Records
☆ ☆ ☆ ☆
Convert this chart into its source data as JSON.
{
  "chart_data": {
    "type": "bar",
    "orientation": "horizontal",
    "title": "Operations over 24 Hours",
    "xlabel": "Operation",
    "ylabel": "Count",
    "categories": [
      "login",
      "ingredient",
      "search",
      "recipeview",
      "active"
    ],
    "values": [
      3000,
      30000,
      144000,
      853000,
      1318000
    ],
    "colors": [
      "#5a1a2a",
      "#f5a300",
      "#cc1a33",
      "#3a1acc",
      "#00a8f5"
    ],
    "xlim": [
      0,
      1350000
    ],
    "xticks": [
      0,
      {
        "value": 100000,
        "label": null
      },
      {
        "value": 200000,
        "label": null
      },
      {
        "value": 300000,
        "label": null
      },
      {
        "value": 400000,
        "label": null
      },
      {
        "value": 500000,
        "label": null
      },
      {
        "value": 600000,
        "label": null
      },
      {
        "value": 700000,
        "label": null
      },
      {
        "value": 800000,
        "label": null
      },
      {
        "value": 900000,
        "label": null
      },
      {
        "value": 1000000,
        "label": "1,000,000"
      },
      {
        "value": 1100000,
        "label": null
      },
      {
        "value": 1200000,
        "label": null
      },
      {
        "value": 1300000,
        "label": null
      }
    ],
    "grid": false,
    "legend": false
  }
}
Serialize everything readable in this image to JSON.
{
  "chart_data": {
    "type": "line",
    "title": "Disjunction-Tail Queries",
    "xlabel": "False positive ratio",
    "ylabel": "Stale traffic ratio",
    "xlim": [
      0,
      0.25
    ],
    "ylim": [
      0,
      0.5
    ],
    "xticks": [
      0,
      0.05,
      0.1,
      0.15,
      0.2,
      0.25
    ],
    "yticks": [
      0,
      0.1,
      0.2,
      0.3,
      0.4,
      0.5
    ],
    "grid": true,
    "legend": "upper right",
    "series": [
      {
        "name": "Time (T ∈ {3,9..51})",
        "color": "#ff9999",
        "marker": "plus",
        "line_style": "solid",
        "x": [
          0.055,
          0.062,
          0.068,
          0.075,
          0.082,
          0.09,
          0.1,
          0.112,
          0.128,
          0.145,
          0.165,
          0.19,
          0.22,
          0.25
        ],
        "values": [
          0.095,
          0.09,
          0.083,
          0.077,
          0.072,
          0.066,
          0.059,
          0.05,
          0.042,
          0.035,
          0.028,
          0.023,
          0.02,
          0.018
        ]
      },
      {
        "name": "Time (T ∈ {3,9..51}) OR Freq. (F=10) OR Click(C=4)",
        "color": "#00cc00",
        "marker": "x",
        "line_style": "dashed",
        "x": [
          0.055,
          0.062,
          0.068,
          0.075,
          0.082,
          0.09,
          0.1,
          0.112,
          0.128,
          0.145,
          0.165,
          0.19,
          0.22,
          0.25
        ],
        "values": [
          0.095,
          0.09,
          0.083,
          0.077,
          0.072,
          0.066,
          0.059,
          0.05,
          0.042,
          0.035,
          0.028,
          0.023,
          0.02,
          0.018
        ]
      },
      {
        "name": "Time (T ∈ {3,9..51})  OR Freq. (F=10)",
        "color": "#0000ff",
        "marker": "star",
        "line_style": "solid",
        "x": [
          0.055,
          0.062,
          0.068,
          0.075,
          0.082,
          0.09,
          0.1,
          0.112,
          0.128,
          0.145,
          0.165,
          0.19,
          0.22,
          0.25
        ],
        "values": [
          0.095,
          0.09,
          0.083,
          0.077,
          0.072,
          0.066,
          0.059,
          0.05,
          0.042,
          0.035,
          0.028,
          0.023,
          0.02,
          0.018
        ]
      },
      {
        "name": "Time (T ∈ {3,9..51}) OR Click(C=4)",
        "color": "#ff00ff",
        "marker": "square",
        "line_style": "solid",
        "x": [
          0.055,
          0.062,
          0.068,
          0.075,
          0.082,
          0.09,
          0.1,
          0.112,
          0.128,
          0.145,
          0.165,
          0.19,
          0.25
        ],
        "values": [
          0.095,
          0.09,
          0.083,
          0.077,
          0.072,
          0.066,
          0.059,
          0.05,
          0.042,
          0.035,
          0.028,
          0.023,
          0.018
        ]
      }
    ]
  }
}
☆ ☆ ☆ ☆
Task to carry out: Read through the entries and copy every line that includes "Freq".

Exercise solution:
        "name": "Time (T ∈ {3,9..51}) OR Freq. (F=10) OR Click(C=4)",
        "name": "Time (T ∈ {3,9..51})  OR Freq. (F=10)",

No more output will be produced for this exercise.